(Records drawn from a dataset)
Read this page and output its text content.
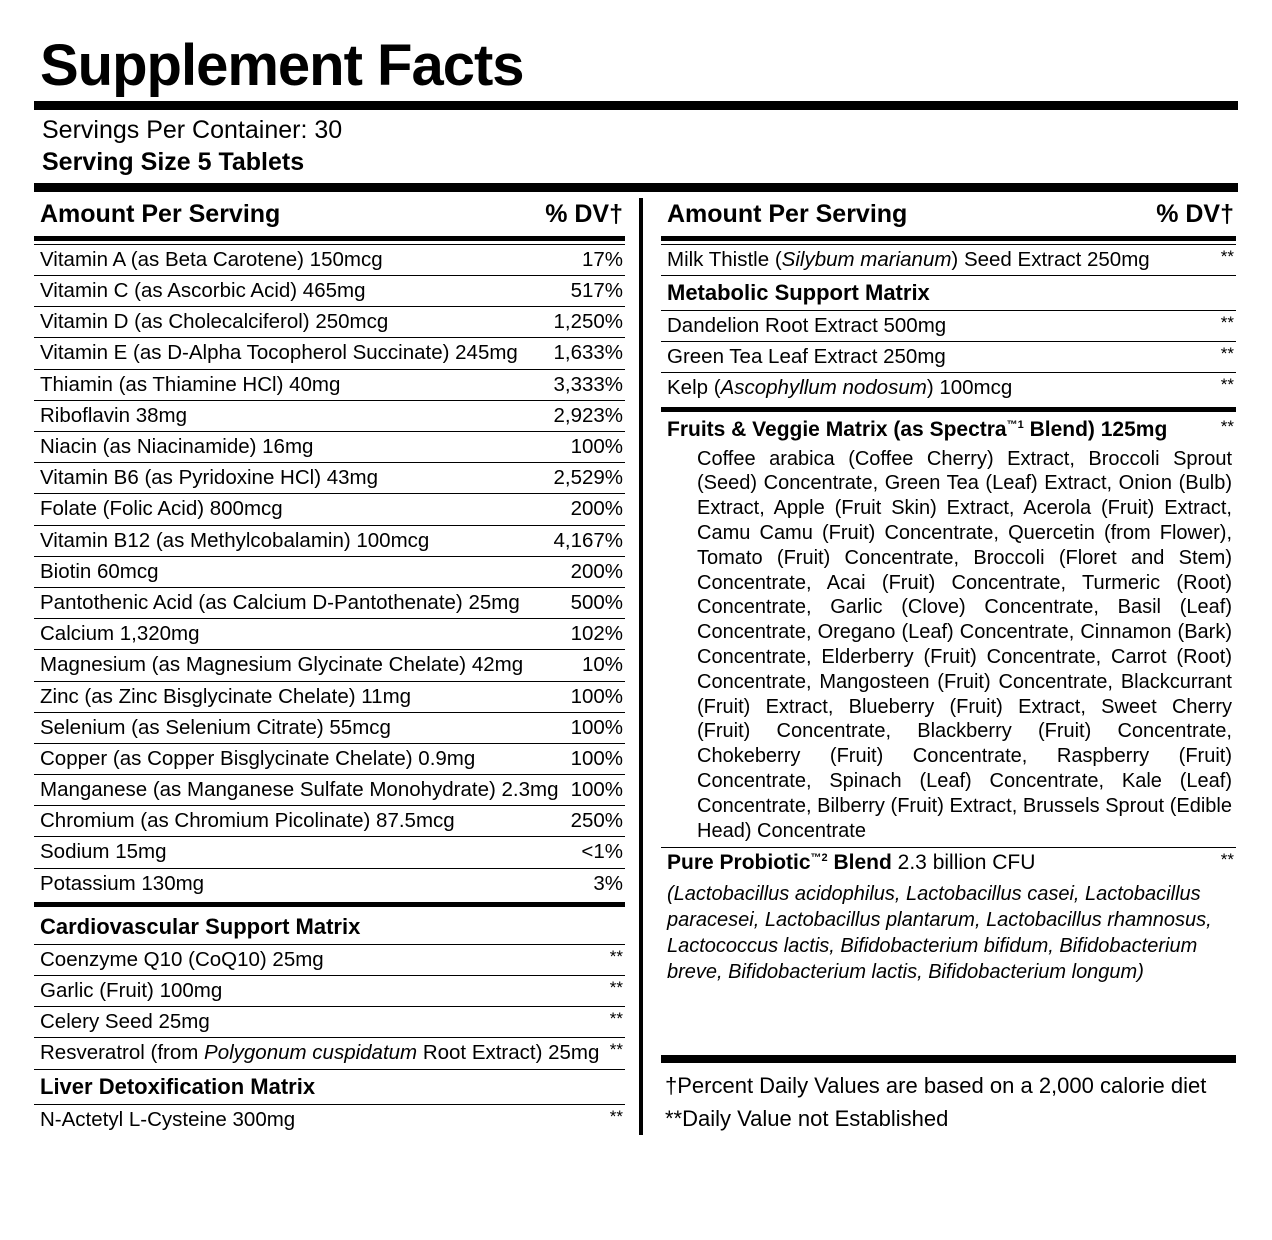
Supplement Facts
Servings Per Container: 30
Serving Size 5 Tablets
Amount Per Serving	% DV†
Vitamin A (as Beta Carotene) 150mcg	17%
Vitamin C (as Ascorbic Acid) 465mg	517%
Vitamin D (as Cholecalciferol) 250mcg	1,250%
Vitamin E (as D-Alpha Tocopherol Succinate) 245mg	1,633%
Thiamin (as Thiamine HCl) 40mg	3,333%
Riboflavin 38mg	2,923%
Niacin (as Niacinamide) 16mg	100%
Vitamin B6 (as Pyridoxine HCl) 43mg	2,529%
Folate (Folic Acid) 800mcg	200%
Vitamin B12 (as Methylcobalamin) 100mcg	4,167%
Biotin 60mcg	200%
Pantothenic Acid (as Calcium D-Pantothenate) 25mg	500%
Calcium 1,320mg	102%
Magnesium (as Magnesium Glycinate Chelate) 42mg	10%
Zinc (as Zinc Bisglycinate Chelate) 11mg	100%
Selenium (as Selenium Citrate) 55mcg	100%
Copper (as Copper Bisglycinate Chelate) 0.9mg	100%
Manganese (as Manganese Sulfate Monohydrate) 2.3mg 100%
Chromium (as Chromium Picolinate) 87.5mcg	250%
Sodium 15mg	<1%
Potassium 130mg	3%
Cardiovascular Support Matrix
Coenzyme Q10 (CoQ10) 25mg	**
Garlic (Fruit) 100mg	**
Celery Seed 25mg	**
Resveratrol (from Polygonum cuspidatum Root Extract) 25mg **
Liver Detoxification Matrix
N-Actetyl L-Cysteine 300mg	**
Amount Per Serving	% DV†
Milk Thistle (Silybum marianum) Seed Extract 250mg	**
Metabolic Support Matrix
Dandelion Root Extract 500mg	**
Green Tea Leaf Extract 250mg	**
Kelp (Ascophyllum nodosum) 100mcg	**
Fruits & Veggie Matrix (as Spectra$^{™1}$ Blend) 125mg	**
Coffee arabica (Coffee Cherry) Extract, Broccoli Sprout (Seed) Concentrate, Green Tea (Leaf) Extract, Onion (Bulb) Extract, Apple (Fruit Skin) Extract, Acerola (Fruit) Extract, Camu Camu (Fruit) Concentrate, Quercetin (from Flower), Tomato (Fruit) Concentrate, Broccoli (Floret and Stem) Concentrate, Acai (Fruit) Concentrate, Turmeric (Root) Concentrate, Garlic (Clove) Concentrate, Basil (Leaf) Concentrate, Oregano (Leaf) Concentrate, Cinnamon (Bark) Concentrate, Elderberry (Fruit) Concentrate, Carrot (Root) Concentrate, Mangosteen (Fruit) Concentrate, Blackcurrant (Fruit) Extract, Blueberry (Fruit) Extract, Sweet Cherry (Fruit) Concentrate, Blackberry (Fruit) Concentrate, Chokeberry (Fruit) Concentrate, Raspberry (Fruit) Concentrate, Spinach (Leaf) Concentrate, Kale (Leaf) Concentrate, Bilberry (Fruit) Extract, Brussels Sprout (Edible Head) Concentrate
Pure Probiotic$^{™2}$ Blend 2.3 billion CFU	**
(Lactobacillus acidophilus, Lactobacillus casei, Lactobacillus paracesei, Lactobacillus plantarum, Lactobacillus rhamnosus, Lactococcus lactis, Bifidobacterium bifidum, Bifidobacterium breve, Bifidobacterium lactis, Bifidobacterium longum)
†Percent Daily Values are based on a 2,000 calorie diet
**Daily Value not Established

| BRIEF |
If a line in the entries contains the word "Bisglycinate", copy that line out.

| RESULT FOR THIS TASK |
Zinc (as Zinc Bisglycinate Chelate) 11mg	100%
Copper (as Copper Bisglycinate Chelate) 0.9mg	100%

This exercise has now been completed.